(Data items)
···
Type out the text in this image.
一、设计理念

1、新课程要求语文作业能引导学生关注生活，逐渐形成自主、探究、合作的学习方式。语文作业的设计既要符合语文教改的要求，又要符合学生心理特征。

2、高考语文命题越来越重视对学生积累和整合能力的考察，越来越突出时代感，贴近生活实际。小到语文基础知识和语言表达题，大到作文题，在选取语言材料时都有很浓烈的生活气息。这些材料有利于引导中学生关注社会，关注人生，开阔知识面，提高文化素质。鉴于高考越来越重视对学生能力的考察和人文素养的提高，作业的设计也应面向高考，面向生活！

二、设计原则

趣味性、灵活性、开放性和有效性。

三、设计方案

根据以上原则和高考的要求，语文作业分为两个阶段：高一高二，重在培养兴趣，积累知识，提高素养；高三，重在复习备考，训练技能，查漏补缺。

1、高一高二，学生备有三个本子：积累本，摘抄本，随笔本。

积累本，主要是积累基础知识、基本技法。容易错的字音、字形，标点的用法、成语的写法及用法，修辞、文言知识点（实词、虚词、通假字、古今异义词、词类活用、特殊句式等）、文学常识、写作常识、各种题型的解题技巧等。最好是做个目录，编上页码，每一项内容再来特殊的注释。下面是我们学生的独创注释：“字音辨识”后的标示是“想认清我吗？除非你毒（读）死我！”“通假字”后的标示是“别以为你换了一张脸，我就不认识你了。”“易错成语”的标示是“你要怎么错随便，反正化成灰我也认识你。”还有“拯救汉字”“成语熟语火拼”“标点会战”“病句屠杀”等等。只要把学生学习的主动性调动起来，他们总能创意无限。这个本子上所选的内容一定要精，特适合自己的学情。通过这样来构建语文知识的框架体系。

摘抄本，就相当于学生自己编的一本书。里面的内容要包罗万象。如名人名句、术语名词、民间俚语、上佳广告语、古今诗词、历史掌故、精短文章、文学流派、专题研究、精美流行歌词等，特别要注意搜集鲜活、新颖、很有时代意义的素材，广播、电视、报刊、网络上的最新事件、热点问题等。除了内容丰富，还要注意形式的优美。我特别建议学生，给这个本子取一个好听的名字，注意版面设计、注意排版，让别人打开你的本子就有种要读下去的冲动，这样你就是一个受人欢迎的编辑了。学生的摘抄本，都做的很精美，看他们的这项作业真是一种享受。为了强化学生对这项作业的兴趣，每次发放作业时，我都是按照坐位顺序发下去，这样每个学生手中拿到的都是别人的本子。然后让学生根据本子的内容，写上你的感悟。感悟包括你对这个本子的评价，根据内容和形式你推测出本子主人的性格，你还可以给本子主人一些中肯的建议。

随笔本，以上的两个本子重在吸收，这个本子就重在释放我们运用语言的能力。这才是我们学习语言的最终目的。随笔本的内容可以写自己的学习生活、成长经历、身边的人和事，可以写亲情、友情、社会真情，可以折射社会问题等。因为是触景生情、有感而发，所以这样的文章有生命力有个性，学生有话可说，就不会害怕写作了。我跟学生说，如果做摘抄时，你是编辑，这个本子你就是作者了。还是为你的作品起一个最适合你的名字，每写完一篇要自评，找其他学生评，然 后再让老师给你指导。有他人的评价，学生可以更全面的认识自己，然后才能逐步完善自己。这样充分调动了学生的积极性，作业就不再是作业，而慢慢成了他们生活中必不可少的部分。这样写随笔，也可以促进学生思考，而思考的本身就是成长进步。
···
What the task asks: Where does the word "高一高二" appear? Return each line that holds it.

Solution for this task:
根据以上原则和高考的要求，语文作业分为两个阶段：高一高二，重在培养兴趣，积累知识，提高素养；高三，重在复习备考，训练技能，查漏补缺。
1、高一高二，学生备有三个本子：积累本，摘抄本，随笔本。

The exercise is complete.